TO BE DONE: Pick out the lines below with "Output" and list them.

[Entries from a dataset]
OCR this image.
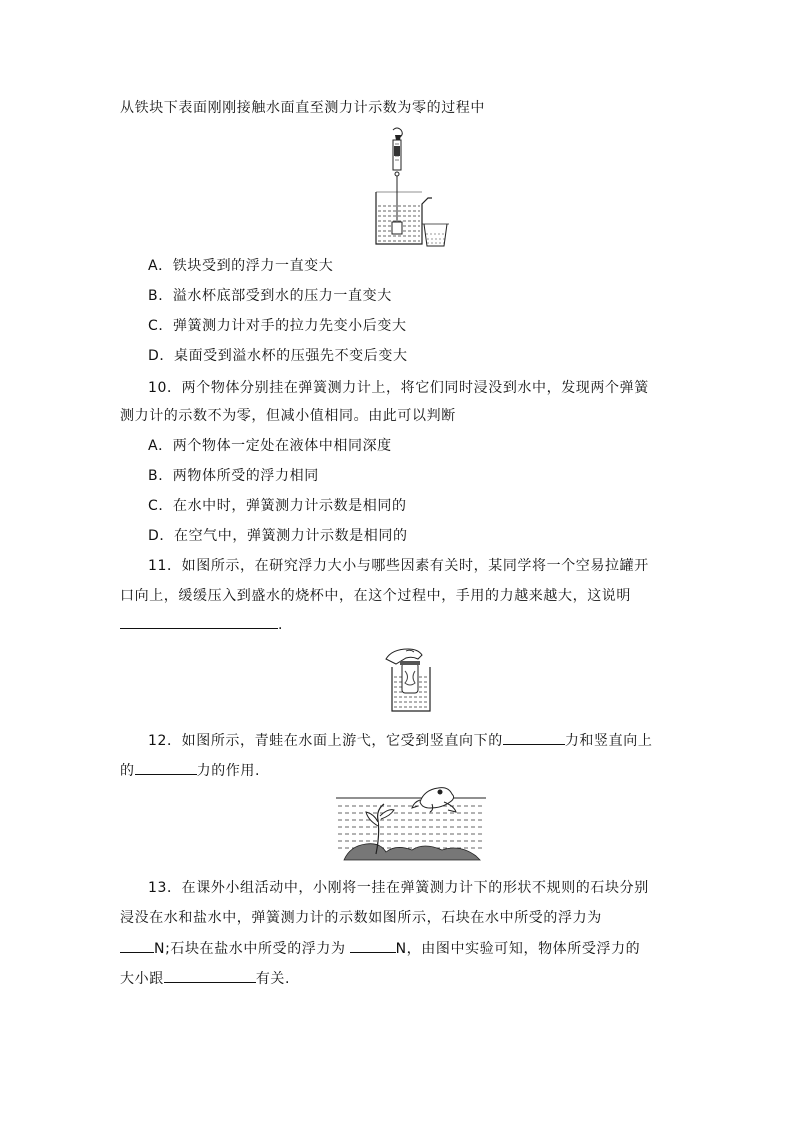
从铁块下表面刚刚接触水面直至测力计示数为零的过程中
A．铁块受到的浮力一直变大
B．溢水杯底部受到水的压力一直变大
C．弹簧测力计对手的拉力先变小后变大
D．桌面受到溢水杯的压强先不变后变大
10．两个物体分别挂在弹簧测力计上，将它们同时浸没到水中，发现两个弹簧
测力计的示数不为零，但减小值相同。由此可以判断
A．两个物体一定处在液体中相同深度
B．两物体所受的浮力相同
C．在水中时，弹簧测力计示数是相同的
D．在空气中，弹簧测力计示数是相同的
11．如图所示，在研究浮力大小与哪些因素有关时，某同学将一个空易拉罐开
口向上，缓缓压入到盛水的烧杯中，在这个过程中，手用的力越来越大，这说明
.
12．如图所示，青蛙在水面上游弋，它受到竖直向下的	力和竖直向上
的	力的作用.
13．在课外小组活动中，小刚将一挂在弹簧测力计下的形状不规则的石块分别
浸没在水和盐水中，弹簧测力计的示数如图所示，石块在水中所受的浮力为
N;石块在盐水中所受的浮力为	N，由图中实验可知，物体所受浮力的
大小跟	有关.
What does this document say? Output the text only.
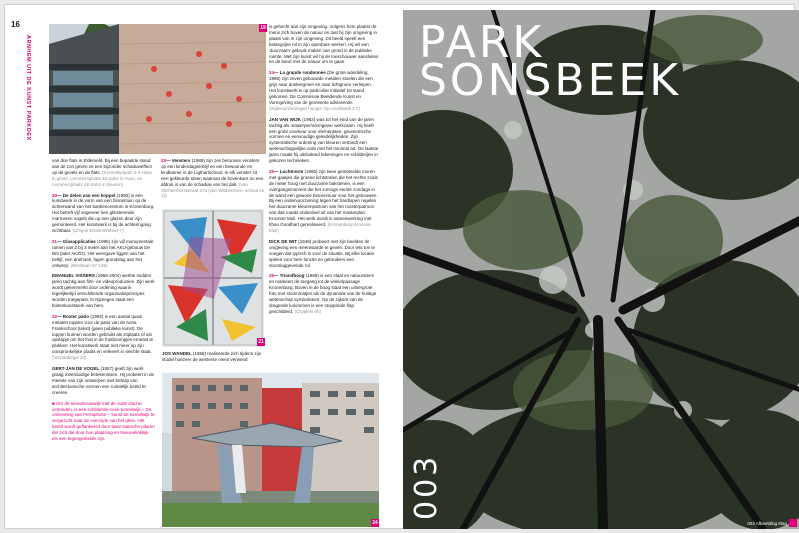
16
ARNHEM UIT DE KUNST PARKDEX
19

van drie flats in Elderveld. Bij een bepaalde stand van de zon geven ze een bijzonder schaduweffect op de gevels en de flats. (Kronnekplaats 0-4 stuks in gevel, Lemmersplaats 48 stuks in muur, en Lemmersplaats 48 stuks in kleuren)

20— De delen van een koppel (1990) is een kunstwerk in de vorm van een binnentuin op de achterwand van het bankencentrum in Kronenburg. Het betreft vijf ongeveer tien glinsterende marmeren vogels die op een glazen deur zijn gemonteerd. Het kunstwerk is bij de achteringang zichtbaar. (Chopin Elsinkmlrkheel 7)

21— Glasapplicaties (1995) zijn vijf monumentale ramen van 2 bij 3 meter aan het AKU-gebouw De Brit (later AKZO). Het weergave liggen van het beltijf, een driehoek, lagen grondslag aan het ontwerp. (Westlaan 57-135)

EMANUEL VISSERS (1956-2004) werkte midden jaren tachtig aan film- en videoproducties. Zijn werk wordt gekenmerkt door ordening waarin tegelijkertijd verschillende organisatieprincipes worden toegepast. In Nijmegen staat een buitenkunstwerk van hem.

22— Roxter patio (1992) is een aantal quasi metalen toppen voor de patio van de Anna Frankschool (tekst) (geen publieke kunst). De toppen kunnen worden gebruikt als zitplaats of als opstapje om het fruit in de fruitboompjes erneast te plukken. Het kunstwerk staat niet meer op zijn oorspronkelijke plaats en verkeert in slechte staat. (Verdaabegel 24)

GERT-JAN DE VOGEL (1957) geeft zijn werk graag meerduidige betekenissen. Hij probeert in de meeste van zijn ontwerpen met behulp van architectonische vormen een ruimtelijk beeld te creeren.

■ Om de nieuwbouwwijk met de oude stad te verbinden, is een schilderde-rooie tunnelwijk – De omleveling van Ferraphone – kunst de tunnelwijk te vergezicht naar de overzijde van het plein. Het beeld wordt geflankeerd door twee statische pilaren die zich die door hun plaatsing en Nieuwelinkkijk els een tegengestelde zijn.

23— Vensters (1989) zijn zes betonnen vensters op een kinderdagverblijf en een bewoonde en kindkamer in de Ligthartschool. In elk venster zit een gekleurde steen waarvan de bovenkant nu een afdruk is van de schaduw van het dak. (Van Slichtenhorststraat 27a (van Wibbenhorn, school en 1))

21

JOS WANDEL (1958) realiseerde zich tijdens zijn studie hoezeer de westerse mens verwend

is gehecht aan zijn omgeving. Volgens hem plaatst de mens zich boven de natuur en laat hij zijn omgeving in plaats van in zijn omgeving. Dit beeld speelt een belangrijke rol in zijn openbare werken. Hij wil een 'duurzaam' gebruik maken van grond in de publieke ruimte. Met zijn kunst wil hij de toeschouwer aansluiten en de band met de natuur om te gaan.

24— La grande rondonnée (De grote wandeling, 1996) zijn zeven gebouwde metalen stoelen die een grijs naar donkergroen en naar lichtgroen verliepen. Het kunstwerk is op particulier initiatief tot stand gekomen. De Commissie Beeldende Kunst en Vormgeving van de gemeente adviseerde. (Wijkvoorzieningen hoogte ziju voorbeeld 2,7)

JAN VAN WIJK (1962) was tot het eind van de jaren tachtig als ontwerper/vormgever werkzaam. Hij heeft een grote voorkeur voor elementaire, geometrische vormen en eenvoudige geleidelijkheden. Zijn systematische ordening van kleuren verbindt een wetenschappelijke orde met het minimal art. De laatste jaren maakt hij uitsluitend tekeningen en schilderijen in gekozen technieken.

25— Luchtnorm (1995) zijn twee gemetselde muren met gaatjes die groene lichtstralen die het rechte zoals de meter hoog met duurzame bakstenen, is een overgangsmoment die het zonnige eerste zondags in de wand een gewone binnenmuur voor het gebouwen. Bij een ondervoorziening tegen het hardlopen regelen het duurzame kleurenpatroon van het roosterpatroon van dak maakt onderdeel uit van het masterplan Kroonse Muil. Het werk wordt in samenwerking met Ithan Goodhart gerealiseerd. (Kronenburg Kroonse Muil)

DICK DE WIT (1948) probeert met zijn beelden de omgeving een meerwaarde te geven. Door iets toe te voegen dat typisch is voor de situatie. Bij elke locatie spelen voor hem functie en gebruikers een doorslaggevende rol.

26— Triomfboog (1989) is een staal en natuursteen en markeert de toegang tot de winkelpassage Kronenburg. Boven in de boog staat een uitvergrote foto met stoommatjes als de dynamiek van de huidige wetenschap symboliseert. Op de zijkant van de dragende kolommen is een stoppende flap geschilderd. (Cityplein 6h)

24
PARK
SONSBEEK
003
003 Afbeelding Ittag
* * *
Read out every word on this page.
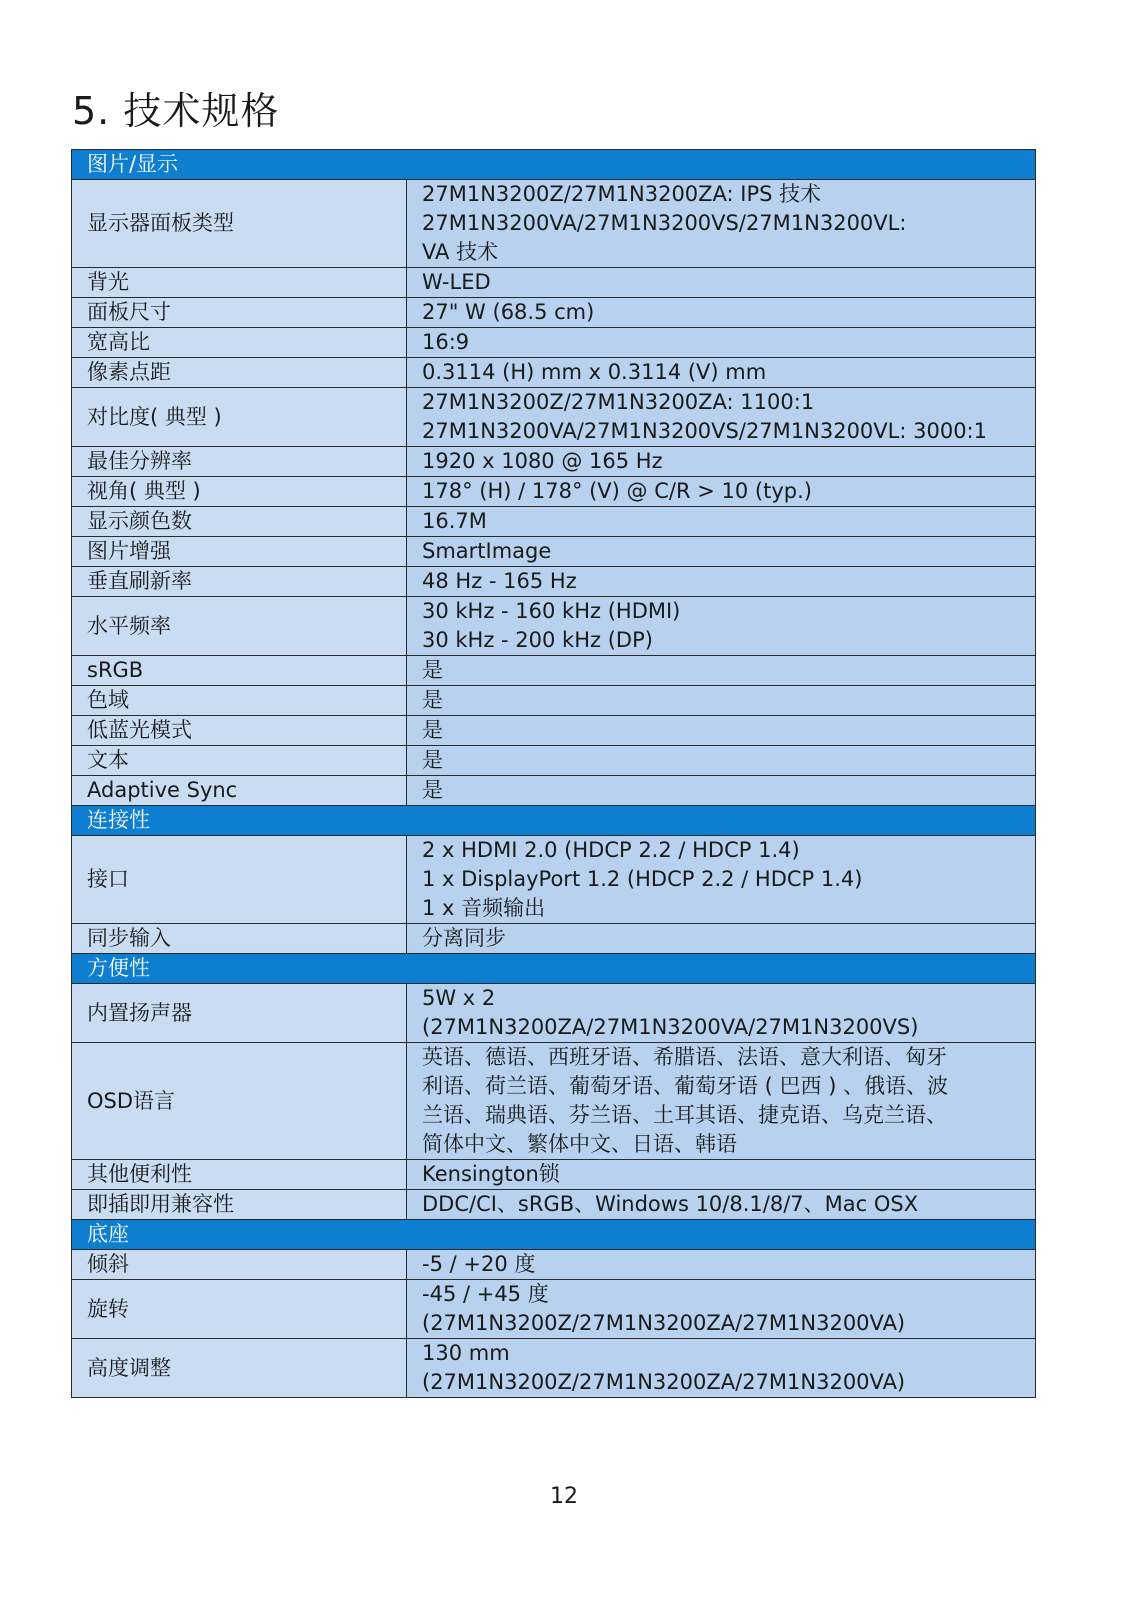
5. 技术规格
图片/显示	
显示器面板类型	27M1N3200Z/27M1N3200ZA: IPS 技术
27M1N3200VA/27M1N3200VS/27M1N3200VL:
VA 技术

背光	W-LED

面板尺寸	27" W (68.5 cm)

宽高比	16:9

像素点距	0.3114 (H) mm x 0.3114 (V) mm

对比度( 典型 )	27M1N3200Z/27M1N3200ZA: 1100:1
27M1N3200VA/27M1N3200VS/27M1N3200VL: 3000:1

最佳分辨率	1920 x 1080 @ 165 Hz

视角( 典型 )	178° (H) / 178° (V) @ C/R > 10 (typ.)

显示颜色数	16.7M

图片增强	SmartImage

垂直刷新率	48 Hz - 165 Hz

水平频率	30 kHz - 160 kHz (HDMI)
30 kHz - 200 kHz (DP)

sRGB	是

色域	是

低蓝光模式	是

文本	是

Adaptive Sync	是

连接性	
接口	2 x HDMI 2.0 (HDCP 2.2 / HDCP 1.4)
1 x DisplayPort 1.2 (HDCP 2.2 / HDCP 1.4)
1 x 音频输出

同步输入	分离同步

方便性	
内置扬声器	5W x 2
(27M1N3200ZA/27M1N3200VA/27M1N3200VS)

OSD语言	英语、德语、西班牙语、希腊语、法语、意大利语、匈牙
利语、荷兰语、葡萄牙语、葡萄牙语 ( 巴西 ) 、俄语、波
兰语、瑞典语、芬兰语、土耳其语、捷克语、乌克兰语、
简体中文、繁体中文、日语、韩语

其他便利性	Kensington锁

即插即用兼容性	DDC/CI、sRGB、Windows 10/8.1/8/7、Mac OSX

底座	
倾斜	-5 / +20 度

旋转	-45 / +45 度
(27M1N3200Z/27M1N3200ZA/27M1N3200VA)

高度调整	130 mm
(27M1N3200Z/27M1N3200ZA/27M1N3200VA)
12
---
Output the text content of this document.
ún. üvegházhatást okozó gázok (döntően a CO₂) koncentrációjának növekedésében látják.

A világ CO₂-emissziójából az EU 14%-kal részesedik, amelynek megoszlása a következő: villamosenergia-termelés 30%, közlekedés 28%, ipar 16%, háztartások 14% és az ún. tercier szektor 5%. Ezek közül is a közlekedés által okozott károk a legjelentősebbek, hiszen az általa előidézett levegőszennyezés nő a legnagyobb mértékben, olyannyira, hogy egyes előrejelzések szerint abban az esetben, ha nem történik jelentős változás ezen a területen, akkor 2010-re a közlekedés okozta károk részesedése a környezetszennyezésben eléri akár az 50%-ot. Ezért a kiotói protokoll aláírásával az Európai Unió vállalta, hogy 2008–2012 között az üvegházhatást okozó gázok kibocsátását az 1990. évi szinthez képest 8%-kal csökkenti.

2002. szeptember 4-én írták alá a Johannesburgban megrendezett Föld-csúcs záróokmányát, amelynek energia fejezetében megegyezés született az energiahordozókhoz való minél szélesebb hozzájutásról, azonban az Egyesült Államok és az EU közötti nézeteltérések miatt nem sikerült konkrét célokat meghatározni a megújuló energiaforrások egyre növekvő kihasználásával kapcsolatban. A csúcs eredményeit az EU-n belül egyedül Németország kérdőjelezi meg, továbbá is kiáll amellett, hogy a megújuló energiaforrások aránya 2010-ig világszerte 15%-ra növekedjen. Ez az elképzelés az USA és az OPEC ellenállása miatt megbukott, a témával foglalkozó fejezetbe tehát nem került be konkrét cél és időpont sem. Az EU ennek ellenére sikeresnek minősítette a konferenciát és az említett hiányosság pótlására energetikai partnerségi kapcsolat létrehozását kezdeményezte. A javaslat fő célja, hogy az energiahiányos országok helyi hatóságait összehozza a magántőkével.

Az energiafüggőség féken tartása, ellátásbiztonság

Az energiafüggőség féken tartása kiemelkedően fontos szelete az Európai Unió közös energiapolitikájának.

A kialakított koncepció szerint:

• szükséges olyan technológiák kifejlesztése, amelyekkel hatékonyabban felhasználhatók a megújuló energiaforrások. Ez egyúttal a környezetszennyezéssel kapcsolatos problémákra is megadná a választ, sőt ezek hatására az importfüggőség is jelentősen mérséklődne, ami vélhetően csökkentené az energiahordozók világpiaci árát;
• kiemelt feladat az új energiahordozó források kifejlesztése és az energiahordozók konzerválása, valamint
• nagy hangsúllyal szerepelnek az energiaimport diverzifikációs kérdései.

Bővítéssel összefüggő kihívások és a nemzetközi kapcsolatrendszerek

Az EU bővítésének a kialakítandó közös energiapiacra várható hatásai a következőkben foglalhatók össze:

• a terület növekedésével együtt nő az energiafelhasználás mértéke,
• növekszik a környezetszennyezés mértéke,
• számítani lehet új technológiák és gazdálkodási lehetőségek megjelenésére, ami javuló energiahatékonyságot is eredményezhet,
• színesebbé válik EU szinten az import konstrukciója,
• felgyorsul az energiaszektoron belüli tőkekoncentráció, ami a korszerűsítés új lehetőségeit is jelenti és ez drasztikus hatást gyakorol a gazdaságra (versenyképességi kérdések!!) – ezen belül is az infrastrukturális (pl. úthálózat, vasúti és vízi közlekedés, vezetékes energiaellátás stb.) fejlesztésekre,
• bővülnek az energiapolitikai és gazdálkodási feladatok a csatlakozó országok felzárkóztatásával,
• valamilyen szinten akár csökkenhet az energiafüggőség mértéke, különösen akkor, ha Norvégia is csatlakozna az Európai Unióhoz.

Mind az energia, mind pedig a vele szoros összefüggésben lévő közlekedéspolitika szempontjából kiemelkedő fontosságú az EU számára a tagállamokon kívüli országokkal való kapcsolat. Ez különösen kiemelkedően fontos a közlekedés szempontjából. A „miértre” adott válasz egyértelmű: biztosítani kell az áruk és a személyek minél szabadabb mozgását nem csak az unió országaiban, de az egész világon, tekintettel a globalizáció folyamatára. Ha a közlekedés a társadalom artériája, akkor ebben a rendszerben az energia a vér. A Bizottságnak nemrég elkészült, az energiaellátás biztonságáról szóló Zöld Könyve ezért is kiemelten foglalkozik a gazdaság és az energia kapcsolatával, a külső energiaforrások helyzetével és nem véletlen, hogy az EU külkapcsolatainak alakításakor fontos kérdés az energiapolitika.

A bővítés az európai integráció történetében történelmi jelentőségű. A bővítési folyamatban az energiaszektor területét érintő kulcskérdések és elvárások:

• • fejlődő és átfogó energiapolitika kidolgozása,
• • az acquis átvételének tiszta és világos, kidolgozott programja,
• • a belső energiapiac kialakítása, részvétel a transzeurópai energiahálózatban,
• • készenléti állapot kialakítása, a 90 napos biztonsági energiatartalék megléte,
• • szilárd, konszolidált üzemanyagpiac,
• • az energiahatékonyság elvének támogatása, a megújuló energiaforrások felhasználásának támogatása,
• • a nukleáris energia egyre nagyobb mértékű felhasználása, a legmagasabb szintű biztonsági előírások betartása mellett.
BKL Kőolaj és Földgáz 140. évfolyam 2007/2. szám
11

FINISHED ANSWER:
What does this document say? Output the text only.
Output the text content of this document.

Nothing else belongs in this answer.